→ **TASK INSTRUCTIONS**
Copy every line of the records below that holds the word "title".

→ **TASK INPUTS**
begin

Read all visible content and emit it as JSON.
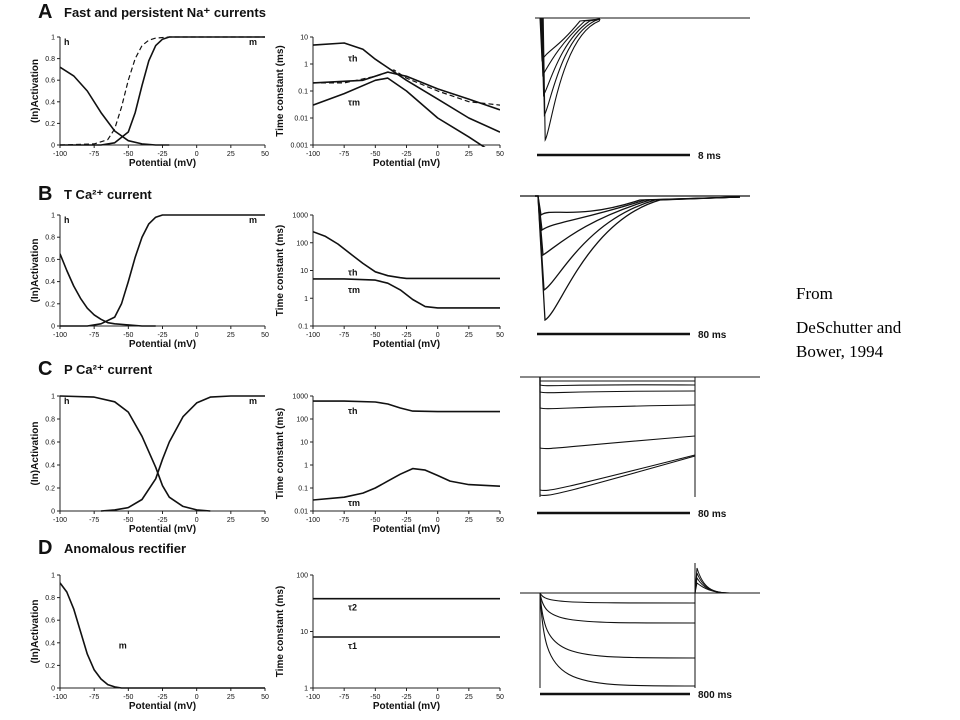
{
  "citation": {
    "line1": "From",
    "line2": "DeSchutter and Bower, 1994"
  },
  "panels": [
    {
      "letter": "A",
      "title": "Fast and persistent Na⁺ currents",
      "scale": "8 ms"
    },
    {
      "letter": "B",
      "title": "T Ca²⁺ current",
      "scale": "80 ms"
    },
    {
      "letter": "C",
      "title": "P Ca²⁺ current",
      "scale": "80 ms"
    },
    {
      "letter": "D",
      "title": "Anomalous rectifier",
      "scale": "800 ms"
    }
  ],
  "chart_data": [
    {
      "panel": "A",
      "kind": "activation",
      "type": "line",
      "xlabel": "Potential (mV)",
      "ylabel": "(In)Activation",
      "xlim": [
        -100,
        50
      ],
      "ylim": [
        0,
        1
      ],
      "xticks": [
        "-100",
        "-75",
        "-50",
        "-25",
        "0",
        "25",
        "50"
      ],
      "yticks": [
        "0",
        "0.2",
        "0.4",
        "0.6",
        "0.8",
        "1"
      ],
      "series": [
        {
          "name": "h",
          "style": "solid",
          "x": [
            -100,
            -90,
            -80,
            -70,
            -60,
            -50,
            -40,
            -30,
            -20
          ],
          "y": [
            0.72,
            0.64,
            0.5,
            0.3,
            0.13,
            0.04,
            0.01,
            0.0,
            0.0
          ]
        },
        {
          "name": "m",
          "style": "solid",
          "x": [
            -100,
            -70,
            -60,
            -50,
            -45,
            -40,
            -35,
            -30,
            -25,
            -20,
            -10,
            0,
            25,
            50
          ],
          "y": [
            0.0,
            0.0,
            0.02,
            0.12,
            0.3,
            0.55,
            0.78,
            0.92,
            0.98,
            1.0,
            1.0,
            1.0,
            1.0,
            1.0
          ]
        },
        {
          "name": "",
          "style": "dashed",
          "x": [
            -100,
            -75,
            -65,
            -60,
            -55,
            -50,
            -45,
            -40,
            -35,
            -30,
            -20,
            0,
            50
          ],
          "y": [
            0.0,
            0.01,
            0.05,
            0.15,
            0.35,
            0.6,
            0.8,
            0.92,
            0.97,
            0.99,
            1.0,
            1.0,
            1.0
          ]
        }
      ]
    },
    {
      "panel": "A",
      "kind": "tau",
      "type": "line",
      "yscale": "log",
      "xlabel": "Potential (mV)",
      "ylabel": "Time constant (ms)",
      "xlim": [
        -100,
        50
      ],
      "ylim": [
        0.001,
        10
      ],
      "xticks": [
        "-100",
        "-75",
        "-50",
        "-25",
        "0",
        "25",
        "50"
      ],
      "yticks": [
        "0.001",
        "0.01",
        "0.1",
        "1",
        "10"
      ],
      "series": [
        {
          "name": "τh",
          "style": "solid",
          "x": [
            -100,
            -75,
            -60,
            -50,
            -25,
            0,
            25,
            50
          ],
          "y": [
            5,
            6,
            3.5,
            1.5,
            0.25,
            0.05,
            0.01,
            0.003
          ]
        },
        {
          "name": "τm",
          "style": "solid",
          "x": [
            -100,
            -75,
            -50,
            -40,
            -25,
            0,
            25,
            40
          ],
          "y": [
            0.03,
            0.08,
            0.25,
            0.3,
            0.1,
            0.01,
            0.002,
            0.0007
          ]
        },
        {
          "name": "",
          "style": "dashed",
          "x": [
            -100,
            -75,
            -50,
            -35,
            -25,
            0,
            25,
            50
          ],
          "y": [
            0.2,
            0.2,
            0.35,
            0.6,
            0.3,
            0.1,
            0.04,
            0.03
          ]
        },
        {
          "name": "",
          "style": "solid",
          "x": [
            -100,
            -60,
            -40,
            -25,
            0,
            25,
            50
          ],
          "y": [
            0.2,
            0.25,
            0.5,
            0.35,
            0.12,
            0.05,
            0.02
          ]
        }
      ]
    },
    {
      "panel": "B",
      "kind": "activation",
      "type": "line",
      "xlabel": "Potential (mV)",
      "ylabel": "(In)Activation",
      "xlim": [
        -100,
        50
      ],
      "ylim": [
        0,
        1
      ],
      "xticks": [
        "-100",
        "-75",
        "-50",
        "-25",
        "0",
        "25",
        "50"
      ],
      "yticks": [
        "0",
        "0.2",
        "0.4",
        "0.6",
        "0.8",
        "1"
      ],
      "series": [
        {
          "name": "h",
          "style": "solid",
          "x": [
            -100,
            -95,
            -90,
            -85,
            -80,
            -75,
            -70,
            -65,
            -60,
            -50,
            -40,
            -30
          ],
          "y": [
            0.65,
            0.5,
            0.36,
            0.25,
            0.16,
            0.1,
            0.06,
            0.03,
            0.02,
            0.01,
            0.0,
            0.0
          ]
        },
        {
          "name": "m",
          "style": "solid",
          "x": [
            -100,
            -80,
            -70,
            -60,
            -55,
            -50,
            -45,
            -40,
            -35,
            -30,
            -25,
            0,
            50
          ],
          "y": [
            0.0,
            0.0,
            0.02,
            0.08,
            0.2,
            0.4,
            0.62,
            0.8,
            0.92,
            0.98,
            1.0,
            1.0,
            1.0
          ]
        }
      ]
    },
    {
      "panel": "B",
      "kind": "tau",
      "type": "line",
      "yscale": "log",
      "xlabel": "Potential (mV)",
      "ylabel": "Time constant (ms)",
      "xlim": [
        -100,
        50
      ],
      "ylim": [
        0.1,
        1000
      ],
      "xticks": [
        "-100",
        "-75",
        "-50",
        "-25",
        "0",
        "25",
        "50"
      ],
      "yticks": [
        "0.1",
        "1",
        "10",
        "100",
        "1000"
      ],
      "series": [
        {
          "name": "τh",
          "style": "solid",
          "x": [
            -100,
            -90,
            -80,
            -70,
            -60,
            -50,
            -40,
            -30,
            -25,
            0,
            50
          ],
          "y": [
            250,
            170,
            90,
            40,
            18,
            9,
            6.5,
            5.5,
            5.2,
            5.2,
            5.2
          ]
        },
        {
          "name": "τm",
          "style": "solid",
          "x": [
            -100,
            -75,
            -50,
            -40,
            -30,
            -20,
            -10,
            0,
            25,
            50
          ],
          "y": [
            5,
            5,
            4.5,
            3.5,
            2,
            0.9,
            0.5,
            0.45,
            0.45,
            0.45
          ]
        }
      ]
    },
    {
      "panel": "C",
      "kind": "activation",
      "type": "line",
      "xlabel": "Potential (mV)",
      "ylabel": "(In)Activation",
      "xlim": [
        -100,
        50
      ],
      "ylim": [
        0,
        1
      ],
      "xticks": [
        "-100",
        "-75",
        "-50",
        "-25",
        "0",
        "25",
        "50"
      ],
      "yticks": [
        "0",
        "0.2",
        "0.4",
        "0.6",
        "0.8",
        "1"
      ],
      "series": [
        {
          "name": "h",
          "style": "solid",
          "x": [
            -100,
            -75,
            -60,
            -50,
            -40,
            -30,
            -25,
            -20,
            -10,
            0,
            10
          ],
          "y": [
            1.0,
            0.99,
            0.95,
            0.86,
            0.65,
            0.38,
            0.22,
            0.12,
            0.04,
            0.01,
            0.0
          ]
        },
        {
          "name": "m",
          "style": "solid",
          "x": [
            -70,
            -60,
            -50,
            -40,
            -30,
            -25,
            -20,
            -10,
            0,
            10,
            25,
            50
          ],
          "y": [
            0.0,
            0.01,
            0.03,
            0.1,
            0.28,
            0.45,
            0.6,
            0.82,
            0.94,
            0.99,
            1.0,
            1.0
          ]
        }
      ]
    },
    {
      "panel": "C",
      "kind": "tau",
      "type": "line",
      "yscale": "log",
      "xlabel": "Potential (mV)",
      "ylabel": "Time constant (ms)",
      "xlim": [
        -100,
        50
      ],
      "ylim": [
        0.01,
        1000
      ],
      "xticks": [
        "-100",
        "-75",
        "-50",
        "-25",
        "0",
        "25",
        "50"
      ],
      "yticks": [
        "0.01",
        "0.1",
        "1",
        "10",
        "100",
        "1000"
      ],
      "series": [
        {
          "name": "τh",
          "style": "solid",
          "x": [
            -100,
            -75,
            -50,
            -40,
            -30,
            -20,
            0,
            25,
            50
          ],
          "y": [
            600,
            600,
            550,
            450,
            300,
            220,
            210,
            210,
            210
          ]
        },
        {
          "name": "τm",
          "style": "solid",
          "x": [
            -100,
            -75,
            -60,
            -50,
            -40,
            -30,
            -20,
            -10,
            0,
            10,
            25,
            50
          ],
          "y": [
            0.03,
            0.04,
            0.06,
            0.1,
            0.2,
            0.4,
            0.7,
            0.6,
            0.35,
            0.2,
            0.14,
            0.12
          ]
        }
      ]
    },
    {
      "panel": "D",
      "kind": "activation",
      "type": "line",
      "xlabel": "Potential (mV)",
      "ylabel": "(In)Activation",
      "xlim": [
        -100,
        50
      ],
      "ylim": [
        0,
        1
      ],
      "xticks": [
        "-100",
        "-75",
        "-50",
        "-25",
        "0",
        "25",
        "50"
      ],
      "yticks": [
        "0",
        "0.2",
        "0.4",
        "0.6",
        "0.8",
        "1"
      ],
      "series": [
        {
          "name": "m",
          "style": "solid",
          "x": [
            -100,
            -95,
            -90,
            -85,
            -80,
            -75,
            -70,
            -65,
            -60,
            -55,
            -50,
            -40,
            -25,
            0,
            50
          ],
          "y": [
            0.93,
            0.85,
            0.7,
            0.5,
            0.3,
            0.16,
            0.08,
            0.03,
            0.01,
            0.0,
            0.0,
            0.0,
            0.0,
            0.0,
            0.0
          ]
        }
      ]
    },
    {
      "panel": "D",
      "kind": "tau",
      "type": "line",
      "yscale": "log",
      "xlabel": "Potential (mV)",
      "ylabel": "Time constant (ms)",
      "xlim": [
        -100,
        50
      ],
      "ylim": [
        1,
        100
      ],
      "xticks": [
        "-100",
        "-75",
        "-50",
        "-25",
        "0",
        "25",
        "50"
      ],
      "yticks": [
        "1",
        "10",
        "100"
      ],
      "series": [
        {
          "name": "τ2",
          "style": "solid",
          "x": [
            -100,
            50
          ],
          "y": [
            38,
            38
          ]
        },
        {
          "name": "τ1",
          "style": "solid",
          "x": [
            -100,
            50
          ],
          "y": [
            8,
            8
          ]
        }
      ]
    }
  ]
}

end

→ **FINISHED ANSWER**
      "title": "Fast and persistent Na⁺ currents",
      "title": "T Ca²⁺ current",
      "title": "P Ca²⁺ current",
      "title": "Anomalous rectifier",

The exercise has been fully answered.